═══ STORED ROWS ═══
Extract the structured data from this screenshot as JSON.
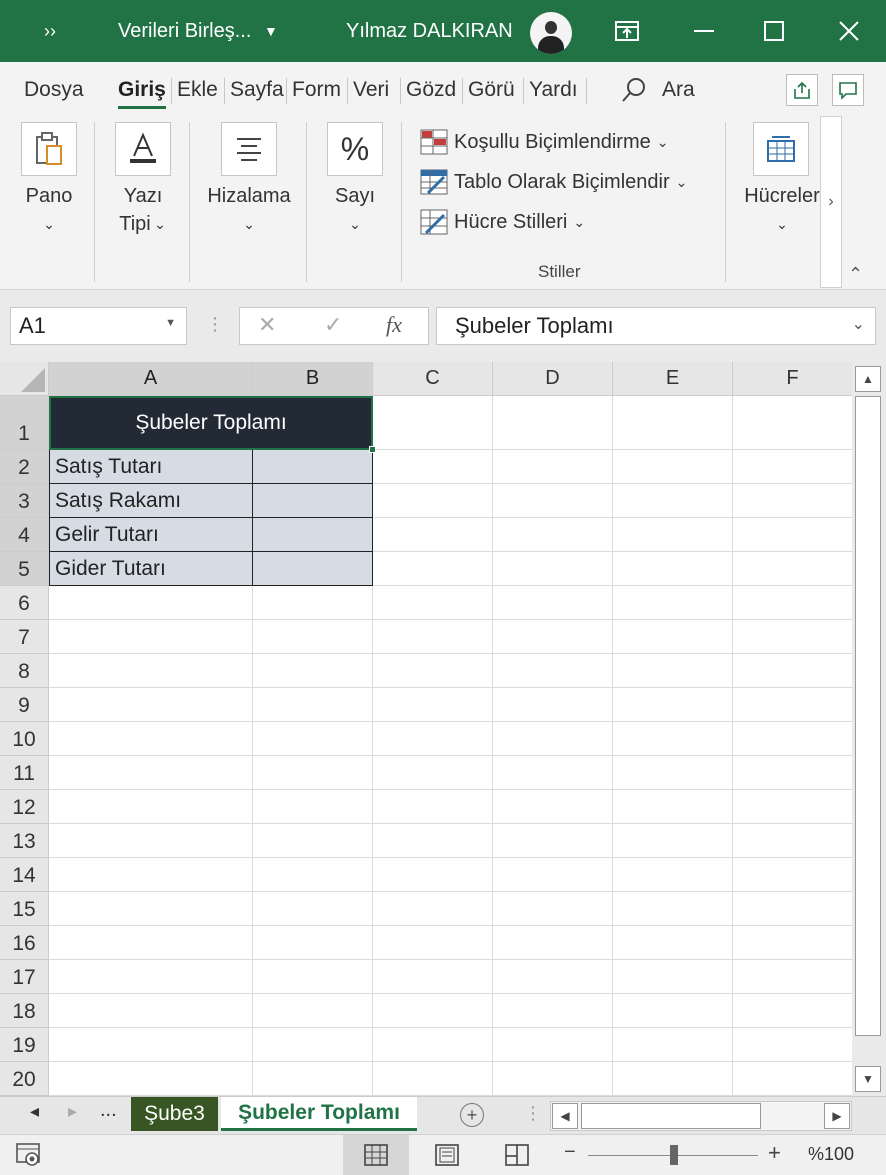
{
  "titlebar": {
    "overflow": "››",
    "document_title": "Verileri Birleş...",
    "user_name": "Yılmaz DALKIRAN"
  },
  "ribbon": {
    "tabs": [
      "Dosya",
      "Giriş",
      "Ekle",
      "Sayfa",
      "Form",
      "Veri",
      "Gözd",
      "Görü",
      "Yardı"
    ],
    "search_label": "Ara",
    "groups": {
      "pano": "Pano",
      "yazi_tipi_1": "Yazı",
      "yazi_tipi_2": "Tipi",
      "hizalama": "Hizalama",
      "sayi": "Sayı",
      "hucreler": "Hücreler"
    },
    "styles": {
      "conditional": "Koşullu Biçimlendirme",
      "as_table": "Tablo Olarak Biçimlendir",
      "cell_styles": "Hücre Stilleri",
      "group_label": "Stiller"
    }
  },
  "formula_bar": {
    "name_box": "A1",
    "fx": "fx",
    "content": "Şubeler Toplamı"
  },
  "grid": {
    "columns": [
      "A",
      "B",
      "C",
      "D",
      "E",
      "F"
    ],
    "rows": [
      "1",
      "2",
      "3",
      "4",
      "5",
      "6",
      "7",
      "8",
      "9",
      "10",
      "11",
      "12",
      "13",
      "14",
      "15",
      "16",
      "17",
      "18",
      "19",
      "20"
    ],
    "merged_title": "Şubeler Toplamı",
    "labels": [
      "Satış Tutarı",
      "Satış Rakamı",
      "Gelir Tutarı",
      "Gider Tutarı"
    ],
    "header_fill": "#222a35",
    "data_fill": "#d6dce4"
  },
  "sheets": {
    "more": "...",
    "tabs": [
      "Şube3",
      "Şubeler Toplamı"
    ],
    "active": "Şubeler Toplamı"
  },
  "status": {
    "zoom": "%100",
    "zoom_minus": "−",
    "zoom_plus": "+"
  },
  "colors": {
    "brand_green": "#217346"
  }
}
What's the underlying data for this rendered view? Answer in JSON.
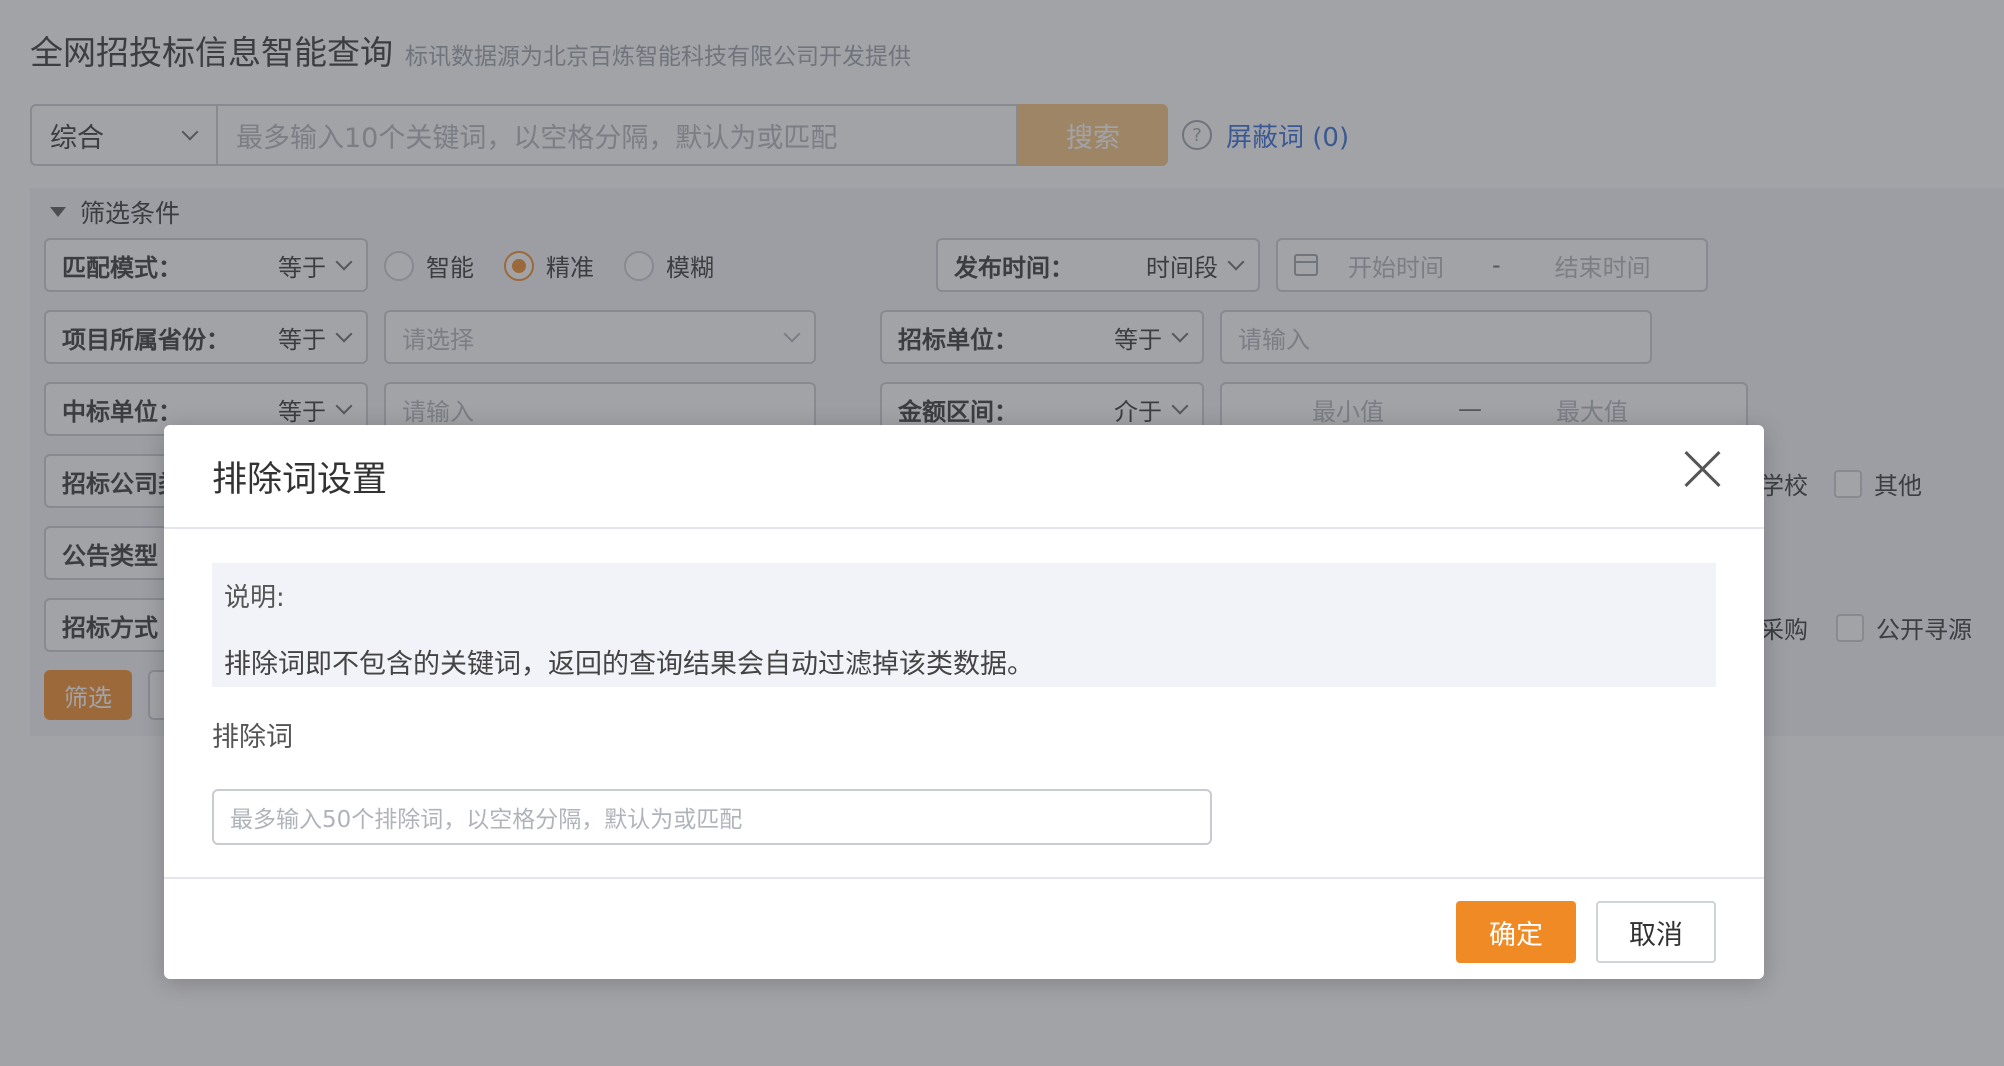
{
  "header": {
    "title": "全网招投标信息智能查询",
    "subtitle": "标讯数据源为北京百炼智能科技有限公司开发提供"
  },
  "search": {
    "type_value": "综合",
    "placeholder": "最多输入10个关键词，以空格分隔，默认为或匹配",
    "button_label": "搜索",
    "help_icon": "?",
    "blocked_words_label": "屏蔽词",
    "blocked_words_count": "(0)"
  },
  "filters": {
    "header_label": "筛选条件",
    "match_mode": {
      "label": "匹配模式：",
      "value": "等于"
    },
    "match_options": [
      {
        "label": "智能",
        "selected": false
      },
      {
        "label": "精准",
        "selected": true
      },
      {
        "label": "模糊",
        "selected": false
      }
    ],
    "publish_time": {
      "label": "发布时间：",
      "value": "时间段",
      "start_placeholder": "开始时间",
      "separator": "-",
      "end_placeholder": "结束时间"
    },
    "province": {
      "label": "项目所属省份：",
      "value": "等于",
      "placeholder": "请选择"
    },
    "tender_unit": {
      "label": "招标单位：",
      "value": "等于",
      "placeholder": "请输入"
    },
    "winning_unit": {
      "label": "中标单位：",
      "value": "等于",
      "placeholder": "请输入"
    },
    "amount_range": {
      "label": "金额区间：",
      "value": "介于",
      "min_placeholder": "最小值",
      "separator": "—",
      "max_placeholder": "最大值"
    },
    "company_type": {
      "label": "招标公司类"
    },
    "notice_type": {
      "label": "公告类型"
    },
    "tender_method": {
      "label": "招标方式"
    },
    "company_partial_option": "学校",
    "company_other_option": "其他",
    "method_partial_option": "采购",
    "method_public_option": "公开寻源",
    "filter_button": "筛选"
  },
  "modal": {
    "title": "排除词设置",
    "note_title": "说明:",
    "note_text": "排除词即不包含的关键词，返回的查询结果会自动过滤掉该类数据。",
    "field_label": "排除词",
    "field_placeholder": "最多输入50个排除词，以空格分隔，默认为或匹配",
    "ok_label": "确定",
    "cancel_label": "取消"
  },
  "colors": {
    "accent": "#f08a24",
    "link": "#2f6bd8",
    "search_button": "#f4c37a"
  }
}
═══
* _WHAT YOU HAVE TO DO_:
Working from the lines above, reproduce the material exactly and exclude its pictures.

* _TASK RESPONSE_:
Extract the structured data from this screenshot as JSON.
{
  "titlebar": {
    "overflow": "››",
    "document_title": "Verileri Birleş...",
    "user_name": "Yılmaz DALKIRAN"
  },
  "ribbon": {
    "tabs": [
      "Dosya",
      "Giriş",
      "Ekle",
      "Sayfa",
      "Form",
      "Veri",
      "Gözd",
      "Görü",
      "Yardı"
    ],
    "search_label": "Ara",
    "groups": {
      "pano": "Pano",
      "yazi_tipi_1": "Yazı",
      "yazi_tipi_2": "Tipi",
      "hizalama": "Hizalama",
      "sayi": "Sayı",
      "hucreler": "Hücreler"
    },
    "styles": {
      "conditional": "Koşullu Biçimlendirme",
      "as_table": "Tablo Olarak Biçimlendir",
      "cell_styles": "Hücre Stilleri",
      "group_label": "Stiller"
    }
  },
  "formula_bar": {
    "name_box": "A1",
    "fx": "fx",
    "content": "Şubeler Toplamı"
  },
  "grid": {
    "columns": [
      "A",
      "B",
      "C",
      "D",
      "E",
      "F"
    ],
    "rows": [
      "1",
      "2",
      "3",
      "4",
      "5",
      "6",
      "7",
      "8",
      "9",
      "10",
      "11",
      "12",
      "13",
      "14",
      "15",
      "16",
      "17",
      "18",
      "19",
      "20"
    ],
    "merged_title": "Şubeler Toplamı",
    "labels": [
      "Satış Tutarı",
      "Satış Rakamı",
      "Gelir Tutarı",
      "Gider Tutarı"
    ],
    "header_fill": "#222a35",
    "data_fill": "#d6dce4"
  },
  "sheets": {
    "more": "...",
    "tabs": [
      "Şube3",
      "Şubeler Toplamı"
    ],
    "active": "Şubeler Toplamı"
  },
  "status": {
    "zoom": "%100",
    "zoom_minus": "−",
    "zoom_plus": "+"
  },
  "colors": {
    "brand_green": "#217346"
  }
}
What's the underlying data for this rendered view? Answer in JSON.
{
  "header": {
    "title": "全网招投标信息智能查询",
    "subtitle": "标讯数据源为北京百炼智能科技有限公司开发提供"
  },
  "search": {
    "type_value": "综合",
    "placeholder": "最多输入10个关键词，以空格分隔，默认为或匹配",
    "button_label": "搜索",
    "help_icon": "?",
    "blocked_words_label": "屏蔽词",
    "blocked_words_count": "(0)"
  },
  "filters": {
    "header_label": "筛选条件",
    "match_mode": {
      "label": "匹配模式：",
      "value": "等于"
    },
    "match_options": [
      {
        "label": "智能",
        "selected": false
      },
      {
        "label": "精准",
        "selected": true
      },
      {
        "label": "模糊",
        "selected": false
      }
    ],
    "publish_time": {
      "label": "发布时间：",
      "value": "时间段",
      "start_placeholder": "开始时间",
      "separator": "-",
      "end_placeholder": "结束时间"
    },
    "province": {
      "label": "项目所属省份：",
      "value": "等于",
      "placeholder": "请选择"
    },
    "tender_unit": {
      "label": "招标单位：",
      "value": "等于",
      "placeholder": "请输入"
    },
    "winning_unit": {
      "label": "中标单位：",
      "value": "等于",
      "placeholder": "请输入"
    },
    "amount_range": {
      "label": "金额区间：",
      "value": "介于",
      "min_placeholder": "最小值",
      "separator": "—",
      "max_placeholder": "最大值"
    },
    "company_type": {
      "label": "招标公司类"
    },
    "notice_type": {
      "label": "公告类型"
    },
    "tender_method": {
      "label": "招标方式"
    },
    "company_partial_option": "学校",
    "company_other_option": "其他",
    "method_partial_option": "采购",
    "method_public_option": "公开寻源",
    "filter_button": "筛选"
  },
  "modal": {
    "title": "排除词设置",
    "note_title": "说明:",
    "note_text": "排除词即不包含的关键词，返回的查询结果会自动过滤掉该类数据。",
    "field_label": "排除词",
    "field_placeholder": "最多输入50个排除词，以空格分隔，默认为或匹配",
    "ok_label": "确定",
    "cancel_label": "取消"
  },
  "colors": {
    "accent": "#f08a24",
    "link": "#2f6bd8",
    "search_button": "#f4c37a"
  }
}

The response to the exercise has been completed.